_Exercise description_
In the lines below, how many hold the word "Stockdata"? Answer only with the number.

- - -

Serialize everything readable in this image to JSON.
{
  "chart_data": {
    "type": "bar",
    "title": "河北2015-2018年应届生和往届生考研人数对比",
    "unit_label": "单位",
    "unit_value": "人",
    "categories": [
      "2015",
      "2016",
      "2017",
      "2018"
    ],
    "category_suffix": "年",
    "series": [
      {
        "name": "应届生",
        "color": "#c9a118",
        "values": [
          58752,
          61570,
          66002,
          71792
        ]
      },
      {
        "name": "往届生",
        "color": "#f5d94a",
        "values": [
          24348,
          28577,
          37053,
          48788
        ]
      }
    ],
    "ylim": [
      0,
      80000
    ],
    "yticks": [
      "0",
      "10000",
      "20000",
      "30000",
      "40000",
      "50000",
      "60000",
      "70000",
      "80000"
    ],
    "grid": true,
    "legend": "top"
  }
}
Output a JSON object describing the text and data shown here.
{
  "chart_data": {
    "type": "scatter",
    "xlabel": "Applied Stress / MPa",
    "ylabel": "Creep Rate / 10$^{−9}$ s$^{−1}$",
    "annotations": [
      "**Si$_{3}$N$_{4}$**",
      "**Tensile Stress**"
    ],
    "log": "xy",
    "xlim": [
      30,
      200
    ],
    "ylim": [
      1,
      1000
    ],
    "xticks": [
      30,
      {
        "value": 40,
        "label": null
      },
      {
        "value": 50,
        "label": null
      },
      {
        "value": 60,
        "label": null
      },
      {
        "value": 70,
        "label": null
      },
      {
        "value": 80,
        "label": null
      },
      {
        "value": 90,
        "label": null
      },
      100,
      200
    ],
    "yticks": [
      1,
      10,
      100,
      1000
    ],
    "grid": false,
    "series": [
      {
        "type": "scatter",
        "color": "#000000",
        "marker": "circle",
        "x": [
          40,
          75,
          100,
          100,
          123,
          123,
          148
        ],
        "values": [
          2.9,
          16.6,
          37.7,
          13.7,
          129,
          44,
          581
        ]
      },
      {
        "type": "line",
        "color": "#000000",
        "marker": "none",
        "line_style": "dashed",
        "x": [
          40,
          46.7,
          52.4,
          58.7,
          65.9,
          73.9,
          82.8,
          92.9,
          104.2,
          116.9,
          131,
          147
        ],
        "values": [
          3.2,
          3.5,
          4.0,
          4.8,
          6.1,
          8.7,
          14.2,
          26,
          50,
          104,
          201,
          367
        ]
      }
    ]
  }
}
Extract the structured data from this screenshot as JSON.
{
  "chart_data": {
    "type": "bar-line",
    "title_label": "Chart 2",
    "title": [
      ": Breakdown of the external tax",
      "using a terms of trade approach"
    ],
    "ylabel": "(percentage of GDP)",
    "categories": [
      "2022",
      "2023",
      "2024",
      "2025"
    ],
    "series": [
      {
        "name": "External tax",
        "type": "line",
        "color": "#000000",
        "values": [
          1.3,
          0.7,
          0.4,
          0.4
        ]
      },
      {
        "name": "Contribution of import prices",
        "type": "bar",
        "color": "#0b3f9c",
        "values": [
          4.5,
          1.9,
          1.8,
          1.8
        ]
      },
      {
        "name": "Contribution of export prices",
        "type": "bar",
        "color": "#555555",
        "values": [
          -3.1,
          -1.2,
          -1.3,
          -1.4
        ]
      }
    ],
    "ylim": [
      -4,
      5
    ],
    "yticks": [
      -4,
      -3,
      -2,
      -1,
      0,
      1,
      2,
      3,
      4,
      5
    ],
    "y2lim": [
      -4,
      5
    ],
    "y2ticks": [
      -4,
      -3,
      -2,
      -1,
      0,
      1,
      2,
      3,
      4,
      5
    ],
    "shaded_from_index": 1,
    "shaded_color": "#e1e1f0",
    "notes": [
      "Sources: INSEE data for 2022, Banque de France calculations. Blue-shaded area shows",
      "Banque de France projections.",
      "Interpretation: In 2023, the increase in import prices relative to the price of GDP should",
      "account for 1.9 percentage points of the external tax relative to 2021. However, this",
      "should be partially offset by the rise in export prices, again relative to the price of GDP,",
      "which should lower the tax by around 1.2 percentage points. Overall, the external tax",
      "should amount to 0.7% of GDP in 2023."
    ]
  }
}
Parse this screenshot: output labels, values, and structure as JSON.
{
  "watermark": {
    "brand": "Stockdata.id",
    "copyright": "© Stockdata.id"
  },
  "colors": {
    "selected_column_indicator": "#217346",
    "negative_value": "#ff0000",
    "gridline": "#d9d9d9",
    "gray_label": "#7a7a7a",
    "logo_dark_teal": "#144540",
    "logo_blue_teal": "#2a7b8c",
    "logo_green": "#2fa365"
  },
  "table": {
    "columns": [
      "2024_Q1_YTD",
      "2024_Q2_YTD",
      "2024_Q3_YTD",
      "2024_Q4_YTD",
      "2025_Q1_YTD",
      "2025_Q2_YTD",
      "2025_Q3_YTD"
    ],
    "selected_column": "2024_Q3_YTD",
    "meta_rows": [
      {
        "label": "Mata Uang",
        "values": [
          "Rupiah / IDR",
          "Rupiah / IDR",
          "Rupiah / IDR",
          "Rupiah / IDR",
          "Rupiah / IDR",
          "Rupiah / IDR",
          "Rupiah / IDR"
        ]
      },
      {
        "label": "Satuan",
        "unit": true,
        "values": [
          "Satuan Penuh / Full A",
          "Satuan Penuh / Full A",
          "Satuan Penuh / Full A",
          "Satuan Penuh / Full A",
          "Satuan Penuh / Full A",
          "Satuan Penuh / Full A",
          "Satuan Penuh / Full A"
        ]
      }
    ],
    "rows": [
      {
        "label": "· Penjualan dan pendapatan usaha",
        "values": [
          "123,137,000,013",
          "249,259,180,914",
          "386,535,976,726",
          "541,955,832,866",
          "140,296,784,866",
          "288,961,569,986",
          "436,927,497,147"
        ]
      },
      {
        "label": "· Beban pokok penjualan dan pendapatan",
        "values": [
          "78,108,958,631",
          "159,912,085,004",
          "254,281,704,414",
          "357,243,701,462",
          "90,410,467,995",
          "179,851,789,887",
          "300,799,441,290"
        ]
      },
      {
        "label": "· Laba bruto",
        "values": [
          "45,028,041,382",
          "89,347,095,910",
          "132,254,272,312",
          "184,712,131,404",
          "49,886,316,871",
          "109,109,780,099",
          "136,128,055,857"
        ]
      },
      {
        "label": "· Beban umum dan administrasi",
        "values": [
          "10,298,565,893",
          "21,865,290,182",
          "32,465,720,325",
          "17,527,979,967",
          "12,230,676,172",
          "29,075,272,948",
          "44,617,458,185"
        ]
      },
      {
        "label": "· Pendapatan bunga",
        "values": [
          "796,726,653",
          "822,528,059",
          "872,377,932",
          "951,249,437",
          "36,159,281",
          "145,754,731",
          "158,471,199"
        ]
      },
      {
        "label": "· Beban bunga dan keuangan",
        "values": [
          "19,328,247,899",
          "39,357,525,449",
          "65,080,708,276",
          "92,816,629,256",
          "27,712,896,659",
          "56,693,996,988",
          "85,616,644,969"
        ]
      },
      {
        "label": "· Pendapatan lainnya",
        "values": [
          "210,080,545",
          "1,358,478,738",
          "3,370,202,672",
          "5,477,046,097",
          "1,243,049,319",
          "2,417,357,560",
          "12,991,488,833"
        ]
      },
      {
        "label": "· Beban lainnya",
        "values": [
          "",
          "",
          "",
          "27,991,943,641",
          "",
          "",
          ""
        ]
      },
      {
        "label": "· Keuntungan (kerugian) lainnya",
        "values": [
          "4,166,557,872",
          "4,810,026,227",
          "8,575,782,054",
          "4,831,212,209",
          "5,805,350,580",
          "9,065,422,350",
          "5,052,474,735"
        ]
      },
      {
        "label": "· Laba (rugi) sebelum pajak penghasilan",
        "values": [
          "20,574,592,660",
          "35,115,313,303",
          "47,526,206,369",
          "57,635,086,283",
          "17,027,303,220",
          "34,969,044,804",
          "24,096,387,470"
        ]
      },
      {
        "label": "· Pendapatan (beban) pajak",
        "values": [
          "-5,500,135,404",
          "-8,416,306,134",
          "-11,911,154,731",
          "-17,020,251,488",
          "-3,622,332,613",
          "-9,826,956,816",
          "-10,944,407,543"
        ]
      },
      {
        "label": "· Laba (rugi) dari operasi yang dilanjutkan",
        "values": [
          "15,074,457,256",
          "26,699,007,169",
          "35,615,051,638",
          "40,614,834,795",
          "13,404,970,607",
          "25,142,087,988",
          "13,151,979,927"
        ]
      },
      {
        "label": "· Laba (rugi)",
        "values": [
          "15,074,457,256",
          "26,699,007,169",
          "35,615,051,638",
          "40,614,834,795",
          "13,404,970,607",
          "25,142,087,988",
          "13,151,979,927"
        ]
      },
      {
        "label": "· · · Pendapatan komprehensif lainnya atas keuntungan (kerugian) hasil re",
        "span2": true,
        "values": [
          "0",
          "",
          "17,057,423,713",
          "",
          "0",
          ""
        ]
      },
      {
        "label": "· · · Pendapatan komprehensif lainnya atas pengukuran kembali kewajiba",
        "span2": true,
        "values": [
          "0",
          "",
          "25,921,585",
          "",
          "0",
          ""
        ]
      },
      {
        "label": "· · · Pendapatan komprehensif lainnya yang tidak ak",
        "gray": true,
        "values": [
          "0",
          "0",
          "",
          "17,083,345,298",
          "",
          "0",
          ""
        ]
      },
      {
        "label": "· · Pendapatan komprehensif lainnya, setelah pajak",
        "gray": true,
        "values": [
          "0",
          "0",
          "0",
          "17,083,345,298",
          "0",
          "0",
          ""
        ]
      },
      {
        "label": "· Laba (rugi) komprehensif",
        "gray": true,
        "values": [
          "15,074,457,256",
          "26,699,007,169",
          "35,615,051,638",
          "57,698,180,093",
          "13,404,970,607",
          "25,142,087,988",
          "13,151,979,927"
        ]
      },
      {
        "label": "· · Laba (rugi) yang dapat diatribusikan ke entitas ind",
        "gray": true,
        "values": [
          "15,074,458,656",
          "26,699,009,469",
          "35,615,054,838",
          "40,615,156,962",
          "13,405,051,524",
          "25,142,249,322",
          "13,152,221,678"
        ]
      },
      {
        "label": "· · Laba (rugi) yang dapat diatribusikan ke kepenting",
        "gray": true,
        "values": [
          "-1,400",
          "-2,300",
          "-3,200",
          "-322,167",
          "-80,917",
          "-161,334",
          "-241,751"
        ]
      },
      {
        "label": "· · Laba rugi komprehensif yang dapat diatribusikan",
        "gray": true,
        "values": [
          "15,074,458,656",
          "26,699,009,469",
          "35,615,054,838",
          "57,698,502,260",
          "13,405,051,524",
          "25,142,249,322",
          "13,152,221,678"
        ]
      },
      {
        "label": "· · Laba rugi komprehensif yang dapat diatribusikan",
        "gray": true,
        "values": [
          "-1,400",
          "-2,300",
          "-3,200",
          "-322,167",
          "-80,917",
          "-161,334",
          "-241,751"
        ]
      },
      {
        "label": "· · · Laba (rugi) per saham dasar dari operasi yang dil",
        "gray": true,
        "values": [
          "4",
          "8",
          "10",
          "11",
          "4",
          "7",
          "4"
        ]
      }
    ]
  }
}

- - -

_Exercise result_
2